-- START EXTRACTED RECORDS --
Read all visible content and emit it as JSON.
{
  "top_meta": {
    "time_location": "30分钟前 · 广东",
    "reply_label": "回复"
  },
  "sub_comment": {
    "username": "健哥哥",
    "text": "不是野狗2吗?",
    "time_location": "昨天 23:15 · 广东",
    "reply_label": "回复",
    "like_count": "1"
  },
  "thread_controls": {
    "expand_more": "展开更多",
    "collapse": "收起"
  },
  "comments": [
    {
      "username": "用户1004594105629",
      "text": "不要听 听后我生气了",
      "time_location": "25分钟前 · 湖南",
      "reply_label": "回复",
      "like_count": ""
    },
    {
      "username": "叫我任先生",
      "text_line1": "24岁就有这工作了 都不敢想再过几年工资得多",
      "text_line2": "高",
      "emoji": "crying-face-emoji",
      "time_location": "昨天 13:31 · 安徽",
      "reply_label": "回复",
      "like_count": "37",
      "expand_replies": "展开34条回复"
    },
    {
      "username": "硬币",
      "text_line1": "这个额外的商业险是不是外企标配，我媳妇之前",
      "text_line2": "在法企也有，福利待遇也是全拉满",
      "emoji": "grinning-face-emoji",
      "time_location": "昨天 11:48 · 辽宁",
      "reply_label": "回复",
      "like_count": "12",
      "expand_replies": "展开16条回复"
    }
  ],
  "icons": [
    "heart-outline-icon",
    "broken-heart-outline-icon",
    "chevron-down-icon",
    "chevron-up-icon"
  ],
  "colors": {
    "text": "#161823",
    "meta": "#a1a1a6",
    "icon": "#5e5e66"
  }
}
-- END EXTRACTED RECORDS --
PROMPT>
Write the whole listing out again. Keep every line exactly as it is.

RESULT>
Read all visible content and emit it as JSON.
{
  "top_meta": {
    "time_location": "30分钟前 · 广东",
    "reply_label": "回复"
  },
  "sub_comment": {
    "username": "健哥哥",
    "text": "不是野狗2吗?",
    "time_location": "昨天 23:15 · 广东",
    "reply_label": "回复",
    "like_count": "1"
  },
  "thread_controls": {
    "expand_more": "展开更多",
    "collapse": "收起"
  },
  "comments": [
    {
      "username": "用户1004594105629",
      "text": "不要听 听后我生气了",
      "time_location": "25分钟前 · 湖南",
      "reply_label": "回复",
      "like_count": ""
    },
    {
      "username": "叫我任先生",
      "text_line1": "24岁就有这工作了 都不敢想再过几年工资得多",
      "text_line2": "高",
      "emoji": "crying-face-emoji",
      "time_location": "昨天 13:31 · 安徽",
      "reply_label": "回复",
      "like_count": "37",
      "expand_replies": "展开34条回复"
    },
    {
      "username": "硬币",
      "text_line1": "这个额外的商业险是不是外企标配，我媳妇之前",
      "text_line2": "在法企也有，福利待遇也是全拉满",
      "emoji": "grinning-face-emoji",
      "time_location": "昨天 11:48 · 辽宁",
      "reply_label": "回复",
      "like_count": "12",
      "expand_replies": "展开16条回复"
    }
  ],
  "icons": [
    "heart-outline-icon",
    "broken-heart-outline-icon",
    "chevron-down-icon",
    "chevron-up-icon"
  ],
  "colors": {
    "text": "#161823",
    "meta": "#a1a1a6",
    "icon": "#5e5e66"
  }
}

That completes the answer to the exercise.